| Set task |
Filter the records below for the word "estuprada". Copy each line that holds it.

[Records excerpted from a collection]
= = = = = = =

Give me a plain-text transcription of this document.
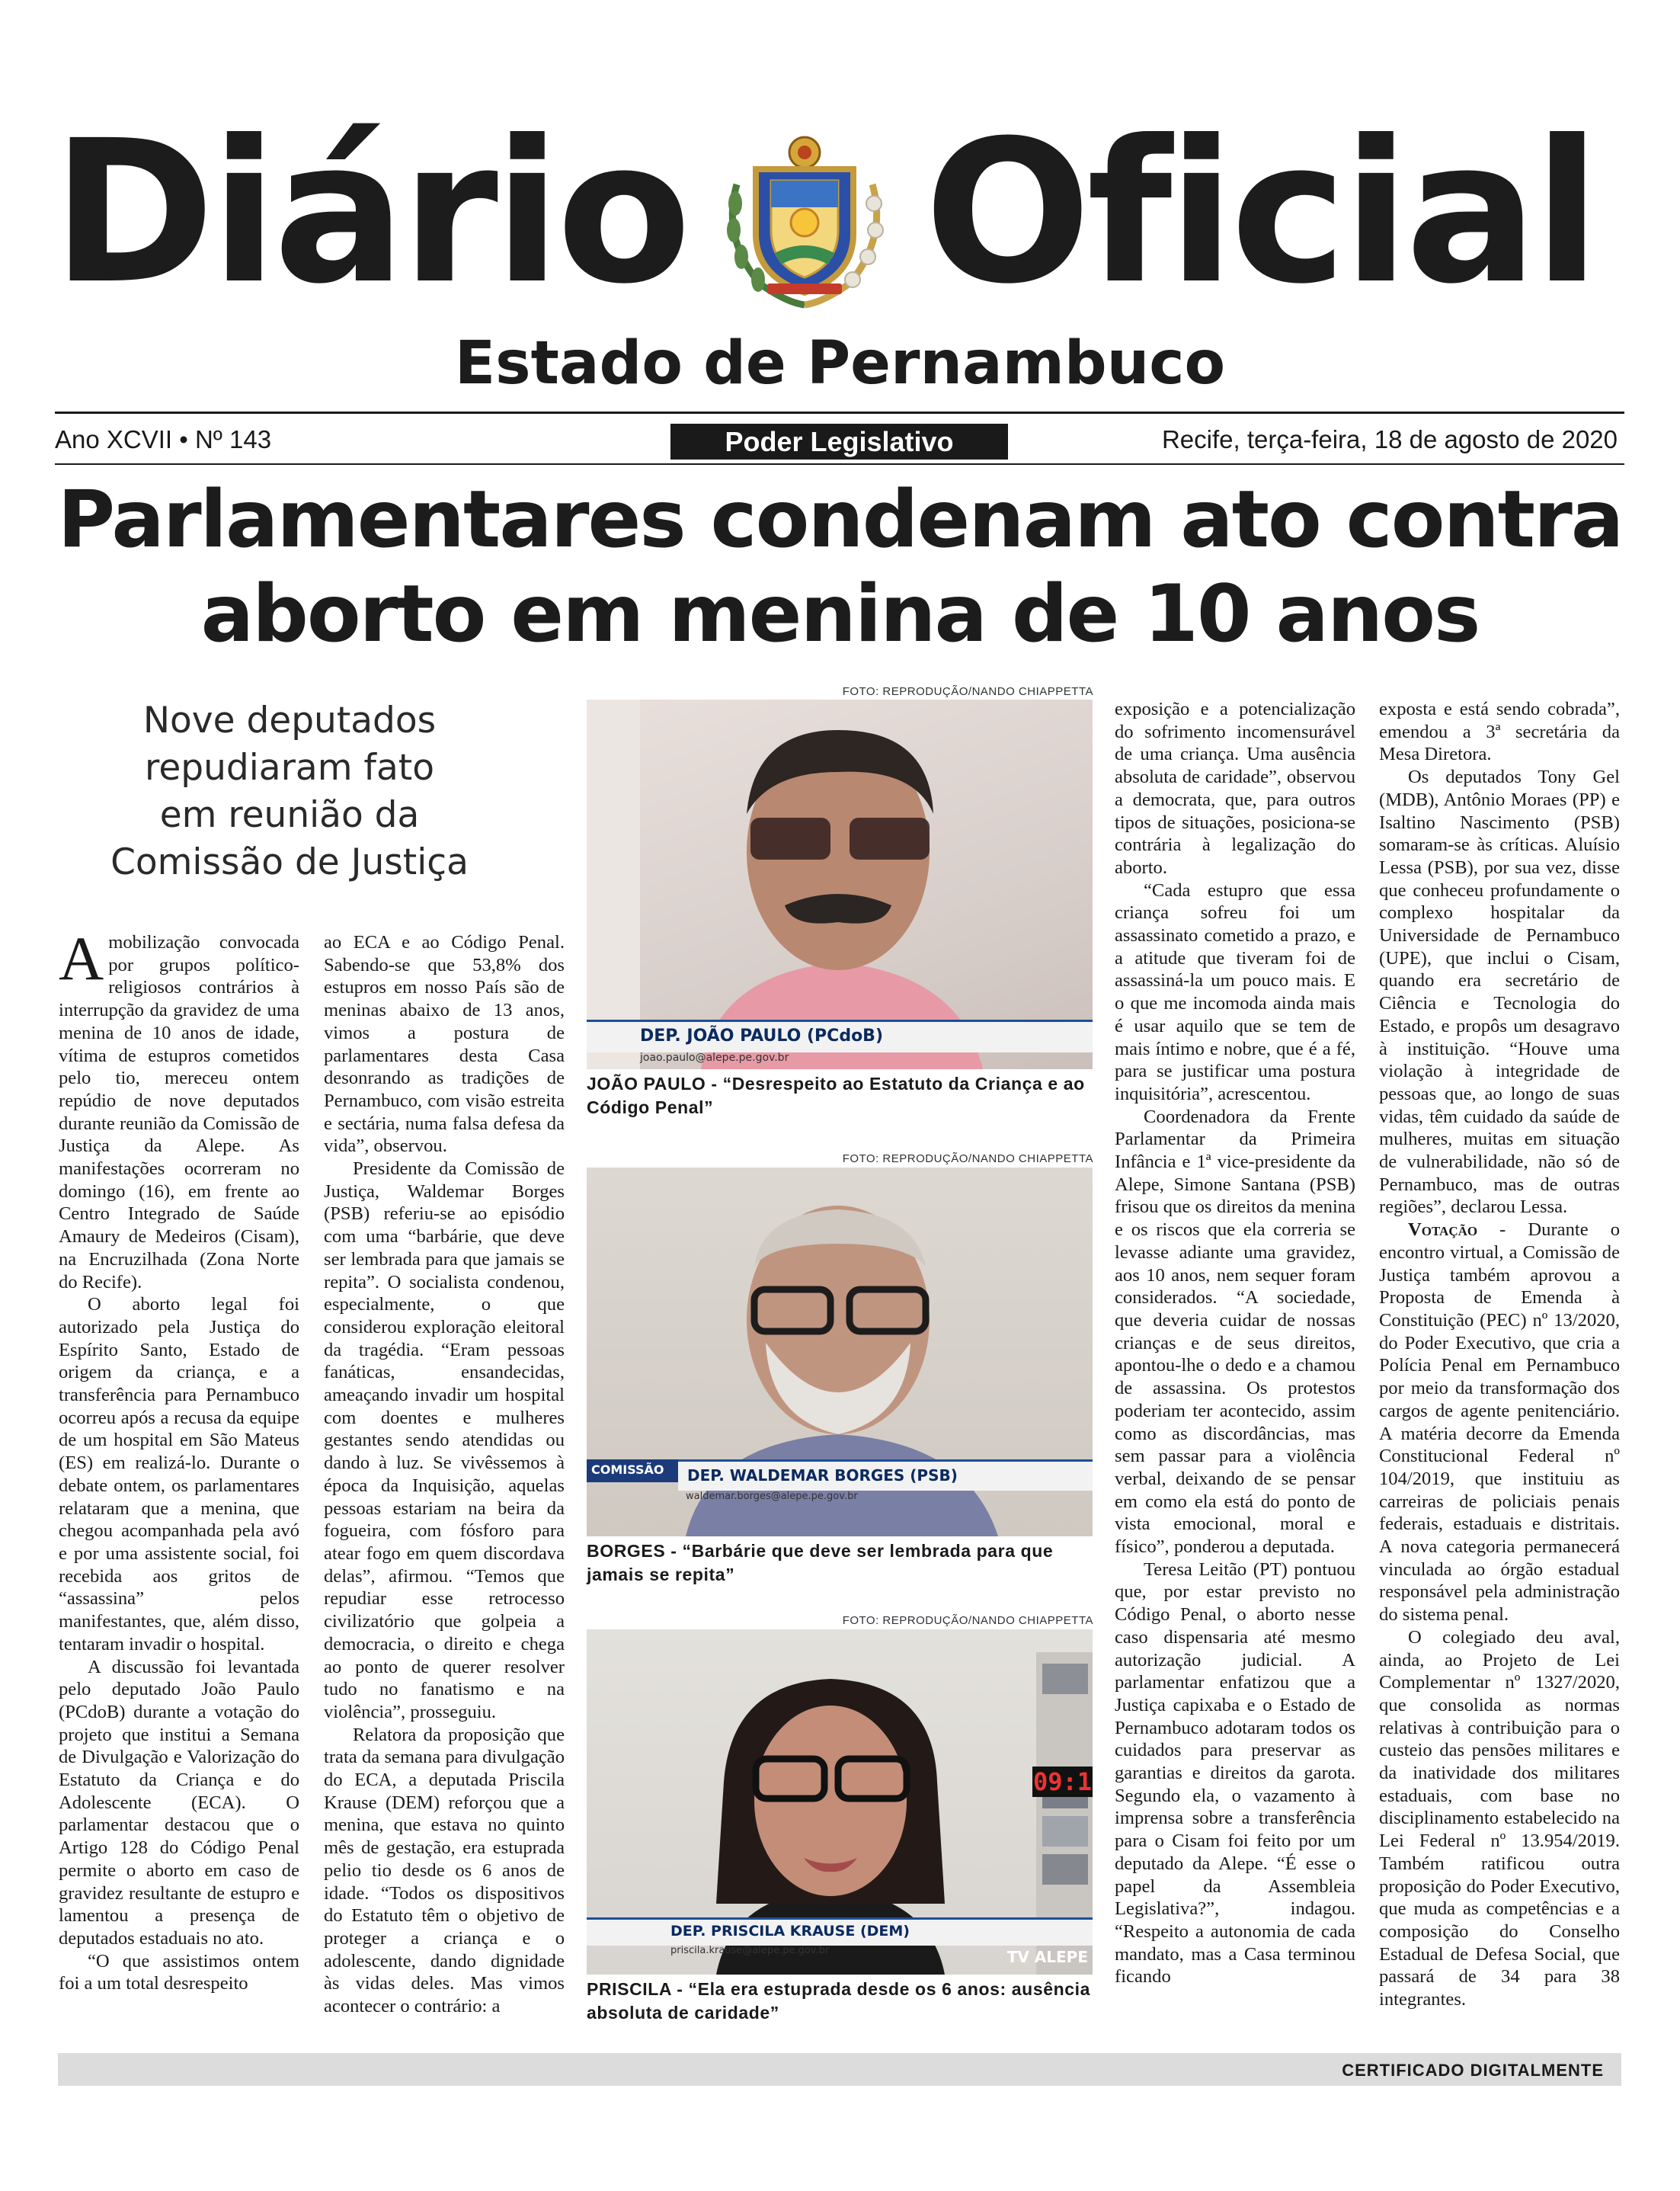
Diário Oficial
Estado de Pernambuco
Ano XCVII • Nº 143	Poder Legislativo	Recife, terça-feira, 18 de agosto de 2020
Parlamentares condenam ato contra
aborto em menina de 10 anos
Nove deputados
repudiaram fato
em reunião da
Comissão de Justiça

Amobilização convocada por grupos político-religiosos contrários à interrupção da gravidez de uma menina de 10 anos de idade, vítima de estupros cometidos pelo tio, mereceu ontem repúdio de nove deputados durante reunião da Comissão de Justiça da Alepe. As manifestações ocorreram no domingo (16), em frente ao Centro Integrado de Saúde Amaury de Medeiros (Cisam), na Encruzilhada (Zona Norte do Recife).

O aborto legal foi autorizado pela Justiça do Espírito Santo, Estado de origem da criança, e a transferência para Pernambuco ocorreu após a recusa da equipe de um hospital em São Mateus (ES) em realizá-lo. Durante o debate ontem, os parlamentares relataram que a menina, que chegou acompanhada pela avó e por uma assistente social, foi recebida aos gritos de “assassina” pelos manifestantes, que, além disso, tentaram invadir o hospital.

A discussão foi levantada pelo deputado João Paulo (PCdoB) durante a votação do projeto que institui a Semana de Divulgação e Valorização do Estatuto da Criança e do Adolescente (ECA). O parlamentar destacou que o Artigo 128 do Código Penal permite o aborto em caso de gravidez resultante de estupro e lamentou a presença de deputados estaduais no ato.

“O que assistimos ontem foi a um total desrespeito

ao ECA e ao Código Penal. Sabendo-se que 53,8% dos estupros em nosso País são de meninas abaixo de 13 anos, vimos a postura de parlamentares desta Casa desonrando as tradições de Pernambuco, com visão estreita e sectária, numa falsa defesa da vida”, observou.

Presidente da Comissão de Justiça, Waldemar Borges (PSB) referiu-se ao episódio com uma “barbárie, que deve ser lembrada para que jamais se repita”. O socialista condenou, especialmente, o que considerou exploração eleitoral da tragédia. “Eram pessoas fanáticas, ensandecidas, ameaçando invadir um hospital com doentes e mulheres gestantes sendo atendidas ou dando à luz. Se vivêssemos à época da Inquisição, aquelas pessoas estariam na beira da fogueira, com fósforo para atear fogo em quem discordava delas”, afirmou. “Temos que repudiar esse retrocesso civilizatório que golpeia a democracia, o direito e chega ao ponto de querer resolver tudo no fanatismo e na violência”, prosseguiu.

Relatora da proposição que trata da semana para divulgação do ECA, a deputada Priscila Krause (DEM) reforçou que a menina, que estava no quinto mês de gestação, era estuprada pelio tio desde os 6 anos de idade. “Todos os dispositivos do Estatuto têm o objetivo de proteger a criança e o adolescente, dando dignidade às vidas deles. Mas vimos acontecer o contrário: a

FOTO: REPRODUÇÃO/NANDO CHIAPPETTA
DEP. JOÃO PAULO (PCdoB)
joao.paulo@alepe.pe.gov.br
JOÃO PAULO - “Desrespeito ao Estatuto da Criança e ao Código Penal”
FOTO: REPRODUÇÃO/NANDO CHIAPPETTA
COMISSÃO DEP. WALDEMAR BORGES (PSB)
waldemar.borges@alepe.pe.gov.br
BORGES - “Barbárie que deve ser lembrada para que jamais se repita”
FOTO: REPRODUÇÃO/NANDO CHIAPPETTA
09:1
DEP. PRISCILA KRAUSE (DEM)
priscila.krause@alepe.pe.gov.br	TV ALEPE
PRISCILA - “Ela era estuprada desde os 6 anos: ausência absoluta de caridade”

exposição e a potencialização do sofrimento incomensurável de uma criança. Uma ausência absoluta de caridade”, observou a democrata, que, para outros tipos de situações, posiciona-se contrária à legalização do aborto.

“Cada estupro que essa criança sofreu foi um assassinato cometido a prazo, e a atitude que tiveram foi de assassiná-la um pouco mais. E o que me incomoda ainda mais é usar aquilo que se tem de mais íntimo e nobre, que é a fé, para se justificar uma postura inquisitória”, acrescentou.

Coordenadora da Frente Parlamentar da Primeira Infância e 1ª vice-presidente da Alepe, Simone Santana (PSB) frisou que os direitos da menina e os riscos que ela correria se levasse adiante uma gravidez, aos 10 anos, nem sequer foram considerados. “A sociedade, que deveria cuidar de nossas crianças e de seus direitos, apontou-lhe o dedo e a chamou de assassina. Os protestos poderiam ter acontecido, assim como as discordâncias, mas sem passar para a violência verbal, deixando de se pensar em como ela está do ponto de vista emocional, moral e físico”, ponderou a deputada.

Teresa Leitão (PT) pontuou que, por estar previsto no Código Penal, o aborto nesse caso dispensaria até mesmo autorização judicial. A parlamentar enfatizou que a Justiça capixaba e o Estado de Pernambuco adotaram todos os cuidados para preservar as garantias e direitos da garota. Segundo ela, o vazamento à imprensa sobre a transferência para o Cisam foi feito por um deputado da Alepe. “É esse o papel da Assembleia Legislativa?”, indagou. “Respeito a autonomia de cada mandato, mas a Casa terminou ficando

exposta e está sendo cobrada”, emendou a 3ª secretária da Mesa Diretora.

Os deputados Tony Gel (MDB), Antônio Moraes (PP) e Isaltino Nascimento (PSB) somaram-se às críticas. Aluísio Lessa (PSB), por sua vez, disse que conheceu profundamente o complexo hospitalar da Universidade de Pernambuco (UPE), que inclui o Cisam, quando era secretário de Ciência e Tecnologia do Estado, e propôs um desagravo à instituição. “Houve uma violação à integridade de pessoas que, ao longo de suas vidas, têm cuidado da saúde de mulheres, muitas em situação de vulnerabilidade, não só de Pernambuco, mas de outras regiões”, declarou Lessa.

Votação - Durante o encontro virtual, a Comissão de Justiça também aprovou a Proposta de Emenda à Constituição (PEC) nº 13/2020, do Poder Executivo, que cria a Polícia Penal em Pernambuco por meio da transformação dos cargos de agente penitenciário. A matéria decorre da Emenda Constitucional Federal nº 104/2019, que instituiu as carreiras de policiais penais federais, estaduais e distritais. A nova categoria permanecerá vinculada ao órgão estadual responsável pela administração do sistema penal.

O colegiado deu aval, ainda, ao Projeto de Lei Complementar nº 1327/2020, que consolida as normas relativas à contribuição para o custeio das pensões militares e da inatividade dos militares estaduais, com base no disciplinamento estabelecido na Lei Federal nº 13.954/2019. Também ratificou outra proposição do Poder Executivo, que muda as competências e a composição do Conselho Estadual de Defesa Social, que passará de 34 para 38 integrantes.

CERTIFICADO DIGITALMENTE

= = = = = = =

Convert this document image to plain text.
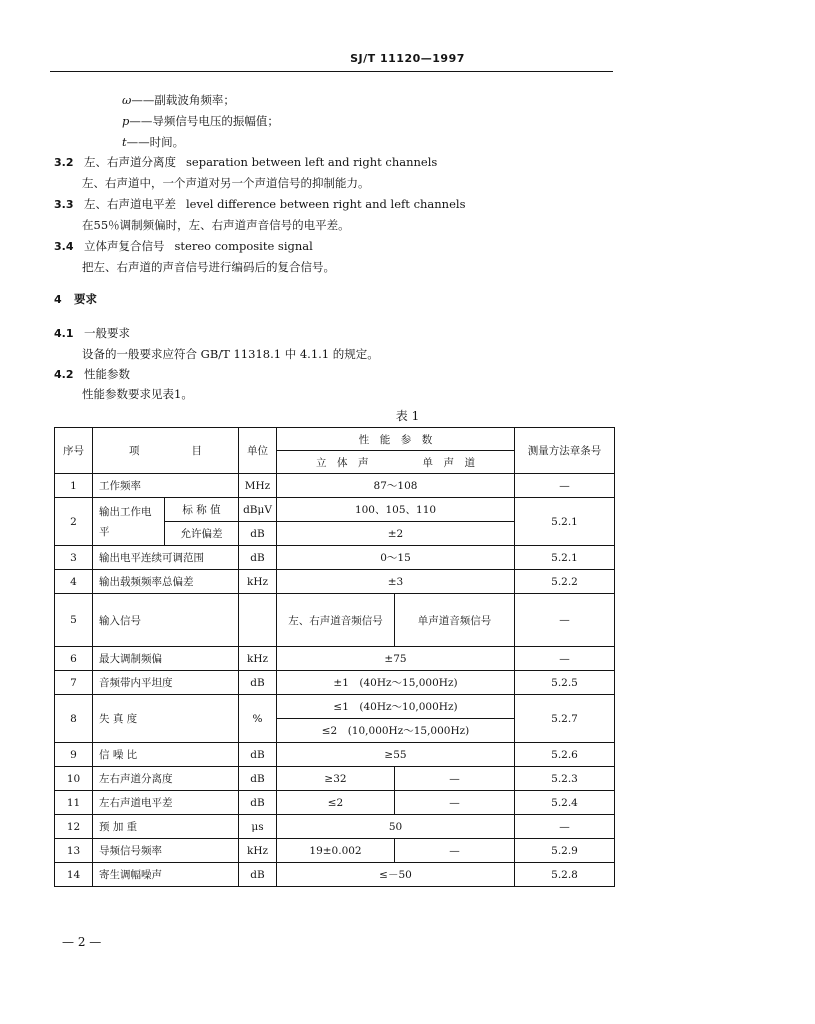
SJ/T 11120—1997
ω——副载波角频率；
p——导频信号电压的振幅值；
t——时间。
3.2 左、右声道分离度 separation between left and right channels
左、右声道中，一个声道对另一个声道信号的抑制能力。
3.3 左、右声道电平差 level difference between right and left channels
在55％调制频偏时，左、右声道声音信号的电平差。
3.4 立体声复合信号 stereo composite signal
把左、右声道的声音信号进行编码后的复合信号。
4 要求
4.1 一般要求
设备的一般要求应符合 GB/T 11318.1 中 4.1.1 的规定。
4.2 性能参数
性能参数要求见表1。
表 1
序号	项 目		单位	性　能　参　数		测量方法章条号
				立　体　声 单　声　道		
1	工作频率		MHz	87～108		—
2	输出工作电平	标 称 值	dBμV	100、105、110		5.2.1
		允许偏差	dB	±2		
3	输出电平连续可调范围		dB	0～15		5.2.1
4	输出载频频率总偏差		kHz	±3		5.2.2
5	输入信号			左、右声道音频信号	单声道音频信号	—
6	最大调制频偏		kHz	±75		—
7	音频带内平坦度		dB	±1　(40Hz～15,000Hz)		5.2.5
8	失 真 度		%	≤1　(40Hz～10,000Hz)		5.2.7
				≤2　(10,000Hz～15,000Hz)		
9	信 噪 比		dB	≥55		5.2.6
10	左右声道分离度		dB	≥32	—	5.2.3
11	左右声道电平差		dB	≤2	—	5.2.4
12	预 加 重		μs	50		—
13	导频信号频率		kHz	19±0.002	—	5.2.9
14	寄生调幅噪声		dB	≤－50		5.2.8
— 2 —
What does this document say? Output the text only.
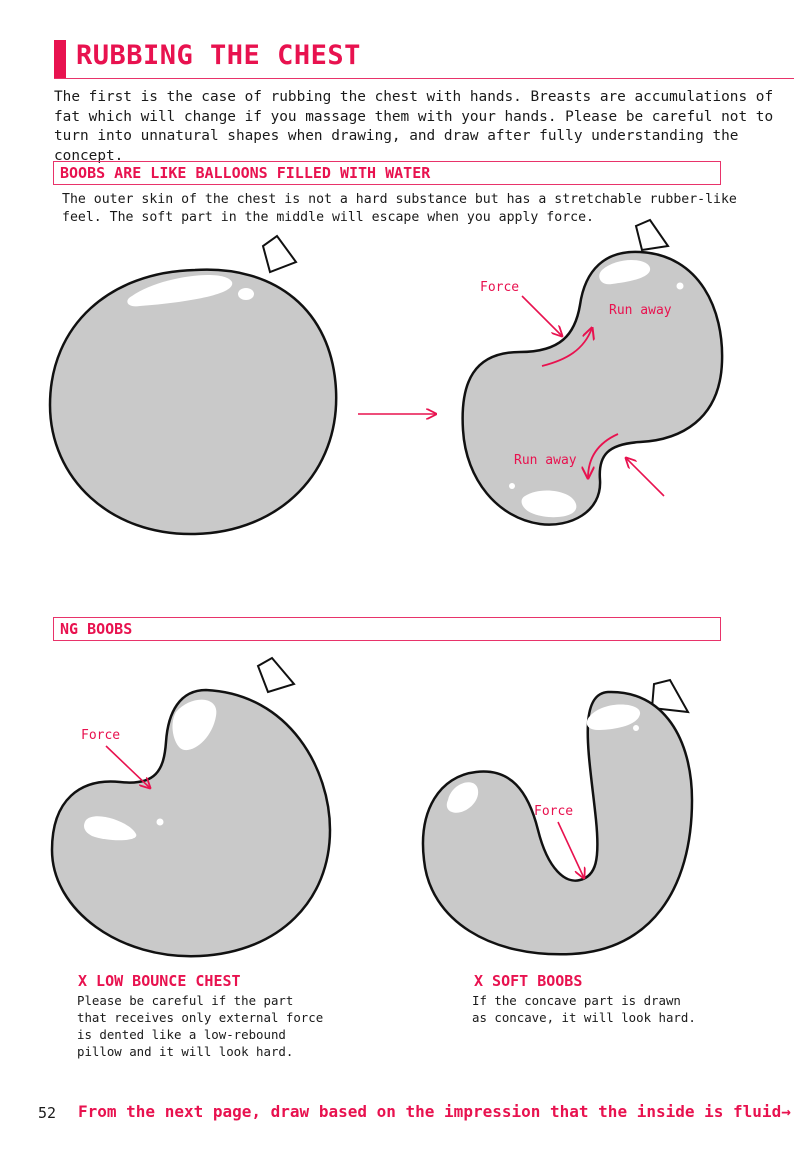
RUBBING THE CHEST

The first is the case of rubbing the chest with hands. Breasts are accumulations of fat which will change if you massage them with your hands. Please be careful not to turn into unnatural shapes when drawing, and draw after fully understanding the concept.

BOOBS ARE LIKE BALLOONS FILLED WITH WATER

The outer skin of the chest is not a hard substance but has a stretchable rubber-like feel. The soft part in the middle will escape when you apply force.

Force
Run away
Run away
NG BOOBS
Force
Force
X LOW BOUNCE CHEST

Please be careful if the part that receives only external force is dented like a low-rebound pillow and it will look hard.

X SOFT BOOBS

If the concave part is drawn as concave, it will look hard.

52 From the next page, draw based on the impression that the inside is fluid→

= = = = = = =

| Exercise response |
Relatora da proposição que trata da semana para divulgação do ECA, a deputada Priscila Krause (DEM) reforçou que a menina, que estava no quinto mês de gestação, era estuprada pelio tio desde os 6 anos de idade. “Todos os dispositivos do Estatuto têm o objetivo de proteger a criança e o adolescente, dando dignidade às vidas deles. Mas vimos acontecer o contrário: a
PRISCILA - “Ela era estuprada desde os 6 anos: ausência absoluta de caridade”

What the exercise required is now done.